_What to do_
Set down, in full, every record in the block.

_Supplied entries_
::::
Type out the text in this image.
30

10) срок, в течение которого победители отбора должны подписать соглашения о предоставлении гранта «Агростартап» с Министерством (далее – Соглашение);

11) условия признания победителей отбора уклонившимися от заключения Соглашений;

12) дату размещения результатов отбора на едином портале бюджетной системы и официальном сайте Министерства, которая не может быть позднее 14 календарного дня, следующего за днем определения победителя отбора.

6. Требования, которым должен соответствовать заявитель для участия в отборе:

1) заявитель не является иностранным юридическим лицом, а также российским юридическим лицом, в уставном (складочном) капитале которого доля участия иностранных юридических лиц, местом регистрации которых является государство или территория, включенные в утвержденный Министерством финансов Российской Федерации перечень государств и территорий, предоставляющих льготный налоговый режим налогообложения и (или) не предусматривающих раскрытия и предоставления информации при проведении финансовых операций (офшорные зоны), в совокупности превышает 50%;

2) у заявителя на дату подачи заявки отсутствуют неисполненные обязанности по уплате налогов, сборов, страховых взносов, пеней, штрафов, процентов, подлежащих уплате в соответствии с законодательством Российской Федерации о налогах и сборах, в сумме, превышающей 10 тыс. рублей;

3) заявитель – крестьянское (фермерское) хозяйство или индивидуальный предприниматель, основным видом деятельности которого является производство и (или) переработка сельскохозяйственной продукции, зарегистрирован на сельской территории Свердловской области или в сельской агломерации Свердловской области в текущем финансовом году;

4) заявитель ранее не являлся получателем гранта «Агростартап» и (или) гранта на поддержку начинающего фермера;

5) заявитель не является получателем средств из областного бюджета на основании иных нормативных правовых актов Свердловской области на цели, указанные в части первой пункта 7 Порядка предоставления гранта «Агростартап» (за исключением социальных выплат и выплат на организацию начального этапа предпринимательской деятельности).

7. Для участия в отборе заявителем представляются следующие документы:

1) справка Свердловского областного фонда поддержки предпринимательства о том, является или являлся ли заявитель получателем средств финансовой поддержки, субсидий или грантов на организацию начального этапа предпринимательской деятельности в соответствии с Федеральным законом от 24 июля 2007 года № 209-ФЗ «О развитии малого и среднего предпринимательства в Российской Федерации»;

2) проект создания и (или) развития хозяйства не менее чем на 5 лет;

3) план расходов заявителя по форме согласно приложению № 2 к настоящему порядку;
::::
_Exercise answer_
Type out the text in this image.
30

10) срок, в течение которого победители отбора должны подписать соглашения о предоставлении гранта «Агростартап» с Министерством (далее – Соглашение);

11) условия признания победителей отбора уклонившимися от заключения Соглашений;

12) дату размещения результатов отбора на едином портале бюджетной системы и официальном сайте Министерства, которая не может быть позднее 14 календарного дня, следующего за днем определения победителя отбора.

6. Требования, которым должен соответствовать заявитель для участия в отборе:

1) заявитель не является иностранным юридическим лицом, а также российским юридическим лицом, в уставном (складочном) капитале которого доля участия иностранных юридических лиц, местом регистрации которых является государство или территория, включенные в утвержденный Министерством финансов Российской Федерации перечень государств и территорий, предоставляющих льготный налоговый режим налогообложения и (или) не предусматривающих раскрытия и предоставления информации при проведении финансовых операций (офшорные зоны), в совокупности превышает 50%;

2) у заявителя на дату подачи заявки отсутствуют неисполненные обязанности по уплате налогов, сборов, страховых взносов, пеней, штрафов, процентов, подлежащих уплате в соответствии с законодательством Российской Федерации о налогах и сборах, в сумме, превышающей 10 тыс. рублей;

3) заявитель – крестьянское (фермерское) хозяйство или индивидуальный предприниматель, основным видом деятельности которого является производство и (или) переработка сельскохозяйственной продукции, зарегистрирован на сельской территории Свердловской области или в сельской агломерации Свердловской области в текущем финансовом году;

4) заявитель ранее не являлся получателем гранта «Агростартап» и (или) гранта на поддержку начинающего фермера;

5) заявитель не является получателем средств из областного бюджета на основании иных нормативных правовых актов Свердловской области на цели, указанные в части первой пункта 7 Порядка предоставления гранта «Агростартап» (за исключением социальных выплат и выплат на организацию начального этапа предпринимательской деятельности).

7. Для участия в отборе заявителем представляются следующие документы:

1) справка Свердловского областного фонда поддержки предпринимательства о том, является или являлся ли заявитель получателем средств финансовой поддержки, субсидий или грантов на организацию начального этапа предпринимательской деятельности в соответствии с Федеральным законом от 24 июля 2007 года № 209-ФЗ «О развитии малого и среднего предпринимательства в Российской Федерации»;

2) проект создания и (или) развития хозяйства не менее чем на 5 лет;

3) план расходов заявителя по форме согласно приложению № 2 к настоящему порядку;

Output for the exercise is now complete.